*REQUIREMENTS*. Repeat the data word for word. Do not include the pictures.

(Rows from a figure dataset)
>>>>
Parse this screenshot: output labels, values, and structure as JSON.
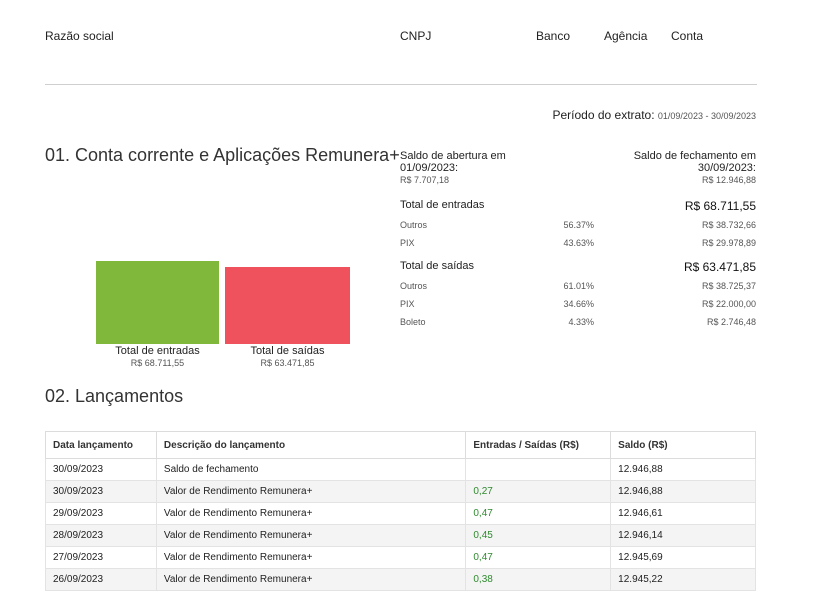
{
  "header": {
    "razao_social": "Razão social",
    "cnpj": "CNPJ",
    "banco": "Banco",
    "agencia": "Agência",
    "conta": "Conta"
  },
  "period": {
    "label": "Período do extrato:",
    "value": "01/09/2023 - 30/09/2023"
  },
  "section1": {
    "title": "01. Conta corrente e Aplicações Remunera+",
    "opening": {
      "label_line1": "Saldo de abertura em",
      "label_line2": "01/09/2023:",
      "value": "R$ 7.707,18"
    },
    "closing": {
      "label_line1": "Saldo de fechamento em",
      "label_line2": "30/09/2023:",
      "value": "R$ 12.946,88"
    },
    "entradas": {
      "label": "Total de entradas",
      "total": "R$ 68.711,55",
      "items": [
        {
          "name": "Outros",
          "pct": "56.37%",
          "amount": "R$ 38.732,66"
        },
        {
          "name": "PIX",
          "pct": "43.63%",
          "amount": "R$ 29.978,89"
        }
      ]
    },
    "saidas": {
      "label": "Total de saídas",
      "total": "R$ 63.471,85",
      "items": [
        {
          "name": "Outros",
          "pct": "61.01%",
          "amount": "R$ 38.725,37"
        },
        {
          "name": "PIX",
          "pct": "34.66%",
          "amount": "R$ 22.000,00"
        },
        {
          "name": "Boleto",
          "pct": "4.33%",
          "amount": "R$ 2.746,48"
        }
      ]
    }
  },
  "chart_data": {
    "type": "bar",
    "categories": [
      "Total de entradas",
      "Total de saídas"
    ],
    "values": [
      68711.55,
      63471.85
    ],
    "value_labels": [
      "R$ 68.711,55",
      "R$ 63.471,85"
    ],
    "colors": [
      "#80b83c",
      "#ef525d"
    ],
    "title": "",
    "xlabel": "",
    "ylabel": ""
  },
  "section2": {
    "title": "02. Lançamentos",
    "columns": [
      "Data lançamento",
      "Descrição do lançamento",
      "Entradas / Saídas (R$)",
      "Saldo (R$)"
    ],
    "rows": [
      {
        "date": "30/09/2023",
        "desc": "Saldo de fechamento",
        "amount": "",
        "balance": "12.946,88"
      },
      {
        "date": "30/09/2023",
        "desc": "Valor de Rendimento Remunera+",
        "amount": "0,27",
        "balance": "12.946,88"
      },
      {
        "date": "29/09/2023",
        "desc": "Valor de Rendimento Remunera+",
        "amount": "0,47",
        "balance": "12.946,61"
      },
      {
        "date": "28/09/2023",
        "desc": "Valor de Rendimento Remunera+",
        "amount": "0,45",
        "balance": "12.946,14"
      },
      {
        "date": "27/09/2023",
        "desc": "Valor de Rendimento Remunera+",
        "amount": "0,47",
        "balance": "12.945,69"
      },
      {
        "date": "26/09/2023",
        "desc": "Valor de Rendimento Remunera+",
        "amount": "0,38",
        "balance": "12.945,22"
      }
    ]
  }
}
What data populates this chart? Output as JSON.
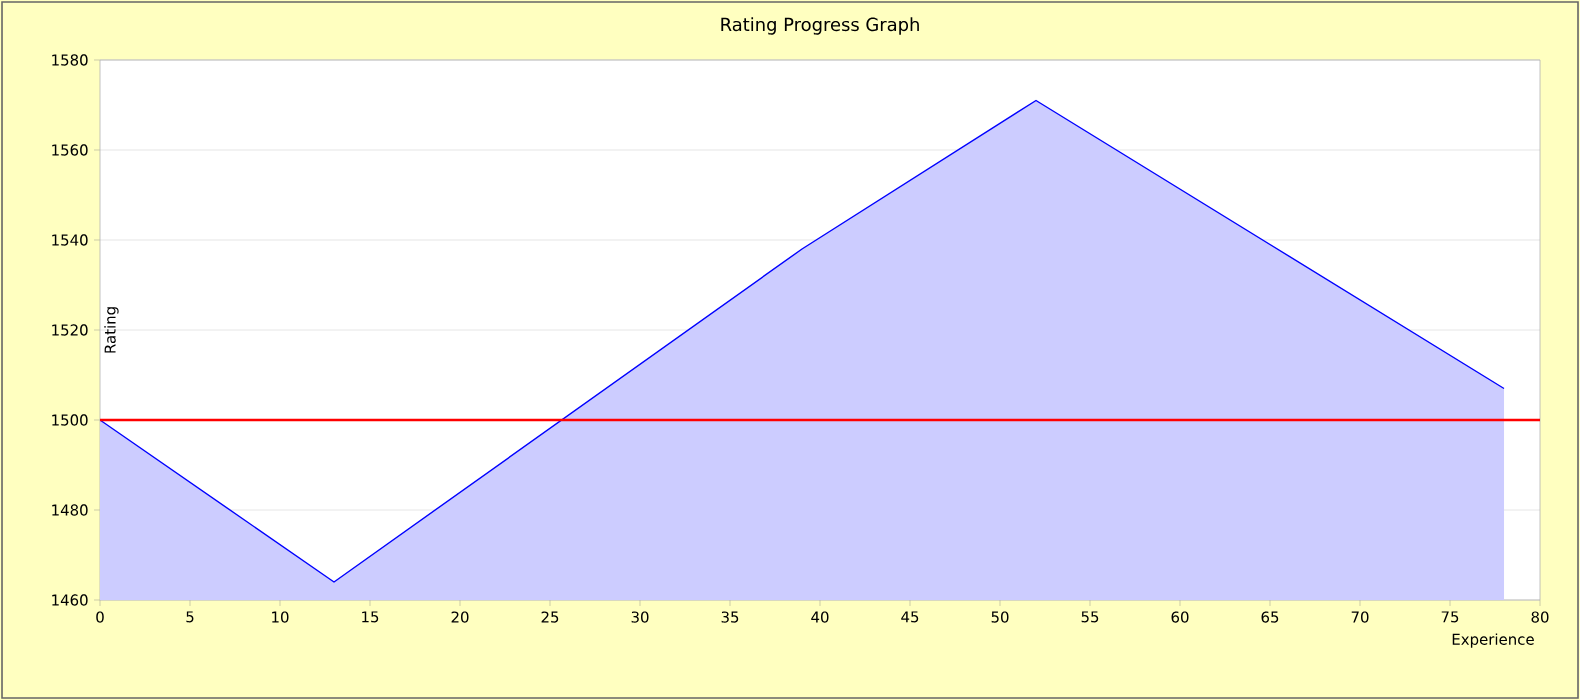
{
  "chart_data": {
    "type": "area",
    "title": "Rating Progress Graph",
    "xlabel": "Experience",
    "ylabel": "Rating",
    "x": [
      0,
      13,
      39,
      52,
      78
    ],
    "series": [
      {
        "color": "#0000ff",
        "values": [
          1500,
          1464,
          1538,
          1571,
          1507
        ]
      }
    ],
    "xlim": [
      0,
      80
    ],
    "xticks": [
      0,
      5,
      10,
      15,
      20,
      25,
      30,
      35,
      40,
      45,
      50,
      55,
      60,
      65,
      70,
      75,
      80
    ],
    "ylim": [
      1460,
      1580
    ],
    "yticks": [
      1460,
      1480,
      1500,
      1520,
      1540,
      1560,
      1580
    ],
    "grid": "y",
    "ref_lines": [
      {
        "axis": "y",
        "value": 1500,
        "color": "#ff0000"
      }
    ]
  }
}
<<<<
*RESULT OF THIS EXERCISE*.
Parse this screenshot: output labels, values, and structure as JSON.
{
  "header": {
    "razao_social": "Razão social",
    "cnpj": "CNPJ",
    "banco": "Banco",
    "agencia": "Agência",
    "conta": "Conta"
  },
  "period": {
    "label": "Período do extrato:",
    "value": "01/09/2023 - 30/09/2023"
  },
  "section1": {
    "title": "01. Conta corrente e Aplicações Remunera+",
    "opening": {
      "label_line1": "Saldo de abertura em",
      "label_line2": "01/09/2023:",
      "value": "R$ 7.707,18"
    },
    "closing": {
      "label_line1": "Saldo de fechamento em",
      "label_line2": "30/09/2023:",
      "value": "R$ 12.946,88"
    },
    "entradas": {
      "label": "Total de entradas",
      "total": "R$ 68.711,55",
      "items": [
        {
          "name": "Outros",
          "pct": "56.37%",
          "amount": "R$ 38.732,66"
        },
        {
          "name": "PIX",
          "pct": "43.63%",
          "amount": "R$ 29.978,89"
        }
      ]
    },
    "saidas": {
      "label": "Total de saídas",
      "total": "R$ 63.471,85",
      "items": [
        {
          "name": "Outros",
          "pct": "61.01%",
          "amount": "R$ 38.725,37"
        },
        {
          "name": "PIX",
          "pct": "34.66%",
          "amount": "R$ 22.000,00"
        },
        {
          "name": "Boleto",
          "pct": "4.33%",
          "amount": "R$ 2.746,48"
        }
      ]
    }
  },
  "chart_data": {
    "type": "bar",
    "categories": [
      "Total de entradas",
      "Total de saídas"
    ],
    "values": [
      68711.55,
      63471.85
    ],
    "value_labels": [
      "R$ 68.711,55",
      "R$ 63.471,85"
    ],
    "colors": [
      "#80b83c",
      "#ef525d"
    ],
    "title": "",
    "xlabel": "",
    "ylabel": ""
  },
  "section2": {
    "title": "02. Lançamentos",
    "columns": [
      "Data lançamento",
      "Descrição do lançamento",
      "Entradas / Saídas (R$)",
      "Saldo (R$)"
    ],
    "rows": [
      {
        "date": "30/09/2023",
        "desc": "Saldo de fechamento",
        "amount": "",
        "balance": "12.946,88"
      },
      {
        "date": "30/09/2023",
        "desc": "Valor de Rendimento Remunera+",
        "amount": "0,27",
        "balance": "12.946,88"
      },
      {
        "date": "29/09/2023",
        "desc": "Valor de Rendimento Remunera+",
        "amount": "0,47",
        "balance": "12.946,61"
      },
      {
        "date": "28/09/2023",
        "desc": "Valor de Rendimento Remunera+",
        "amount": "0,45",
        "balance": "12.946,14"
      },
      {
        "date": "27/09/2023",
        "desc": "Valor de Rendimento Remunera+",
        "amount": "0,47",
        "balance": "12.945,69"
      },
      {
        "date": "26/09/2023",
        "desc": "Valor de Rendimento Remunera+",
        "amount": "0,38",
        "balance": "12.945,22"
      }
    ]
  }
}
What data populates this chart? Output as JSON.
{
  "chart_data": {
    "type": "area",
    "title": "Rating Progress Graph",
    "xlabel": "Experience",
    "ylabel": "Rating",
    "x": [
      0,
      13,
      39,
      52,
      78
    ],
    "series": [
      {
        "color": "#0000ff",
        "values": [
          1500,
          1464,
          1538,
          1571,
          1507
        ]
      }
    ],
    "xlim": [
      0,
      80
    ],
    "xticks": [
      0,
      5,
      10,
      15,
      20,
      25,
      30,
      35,
      40,
      45,
      50,
      55,
      60,
      65,
      70,
      75,
      80
    ],
    "ylim": [
      1460,
      1580
    ],
    "yticks": [
      1460,
      1480,
      1500,
      1520,
      1540,
      1560,
      1580
    ],
    "grid": "y",
    "ref_lines": [
      {
        "axis": "y",
        "value": 1500,
        "color": "#ff0000"
      }
    ]
  }
}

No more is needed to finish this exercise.